● Data listing:
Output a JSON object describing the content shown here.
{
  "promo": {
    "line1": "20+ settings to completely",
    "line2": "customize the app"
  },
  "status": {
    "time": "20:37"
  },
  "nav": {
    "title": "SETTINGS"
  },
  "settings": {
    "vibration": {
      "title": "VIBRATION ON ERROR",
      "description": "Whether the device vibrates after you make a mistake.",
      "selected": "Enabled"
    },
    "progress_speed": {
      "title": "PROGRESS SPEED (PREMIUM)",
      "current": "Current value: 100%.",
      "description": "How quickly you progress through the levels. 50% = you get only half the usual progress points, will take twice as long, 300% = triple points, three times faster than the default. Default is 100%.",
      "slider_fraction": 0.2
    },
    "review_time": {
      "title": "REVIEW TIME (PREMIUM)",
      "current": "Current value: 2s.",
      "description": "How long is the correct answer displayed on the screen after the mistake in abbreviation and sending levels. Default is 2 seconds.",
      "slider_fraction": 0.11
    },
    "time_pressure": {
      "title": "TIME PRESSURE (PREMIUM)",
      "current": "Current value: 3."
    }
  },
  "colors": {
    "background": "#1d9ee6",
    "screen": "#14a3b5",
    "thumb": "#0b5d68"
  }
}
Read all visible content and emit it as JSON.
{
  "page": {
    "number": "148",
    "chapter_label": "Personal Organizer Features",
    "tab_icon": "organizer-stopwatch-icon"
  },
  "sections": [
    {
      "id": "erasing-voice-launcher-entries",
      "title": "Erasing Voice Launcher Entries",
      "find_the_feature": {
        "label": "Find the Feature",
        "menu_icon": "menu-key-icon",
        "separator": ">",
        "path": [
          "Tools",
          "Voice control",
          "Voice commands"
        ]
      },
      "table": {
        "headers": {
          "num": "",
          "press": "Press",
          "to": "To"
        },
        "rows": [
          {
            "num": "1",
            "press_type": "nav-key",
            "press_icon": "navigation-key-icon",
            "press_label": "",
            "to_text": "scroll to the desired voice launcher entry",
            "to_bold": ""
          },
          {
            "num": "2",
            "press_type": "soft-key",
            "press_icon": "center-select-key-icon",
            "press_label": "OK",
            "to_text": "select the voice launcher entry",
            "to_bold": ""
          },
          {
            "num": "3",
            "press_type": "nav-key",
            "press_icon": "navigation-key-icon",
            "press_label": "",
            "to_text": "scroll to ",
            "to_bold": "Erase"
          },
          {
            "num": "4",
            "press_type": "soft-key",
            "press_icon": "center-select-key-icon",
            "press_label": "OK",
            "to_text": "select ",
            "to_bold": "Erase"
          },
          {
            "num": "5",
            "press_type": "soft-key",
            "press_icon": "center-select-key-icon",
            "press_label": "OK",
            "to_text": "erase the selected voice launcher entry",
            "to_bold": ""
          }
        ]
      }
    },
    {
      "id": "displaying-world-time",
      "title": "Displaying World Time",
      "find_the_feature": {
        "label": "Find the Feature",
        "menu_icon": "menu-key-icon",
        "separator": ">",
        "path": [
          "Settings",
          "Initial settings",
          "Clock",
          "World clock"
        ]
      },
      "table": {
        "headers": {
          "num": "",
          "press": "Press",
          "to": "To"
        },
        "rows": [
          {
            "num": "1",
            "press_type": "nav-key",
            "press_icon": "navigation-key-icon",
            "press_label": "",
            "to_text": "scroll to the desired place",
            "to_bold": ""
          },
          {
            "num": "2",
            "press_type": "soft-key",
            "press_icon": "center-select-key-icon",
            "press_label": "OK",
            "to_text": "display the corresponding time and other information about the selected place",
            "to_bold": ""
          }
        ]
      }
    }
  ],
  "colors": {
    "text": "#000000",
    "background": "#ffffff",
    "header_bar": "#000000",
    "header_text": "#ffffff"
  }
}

● What is being asked: Each line in the data that holds the string "screen" should be found and copied.

● The answer:
      "description": "How long is the correct answer displayed on the screen after the mistake in abbreviation and sending levels. Default is 2 seconds.",
    "screen": "#14a3b5",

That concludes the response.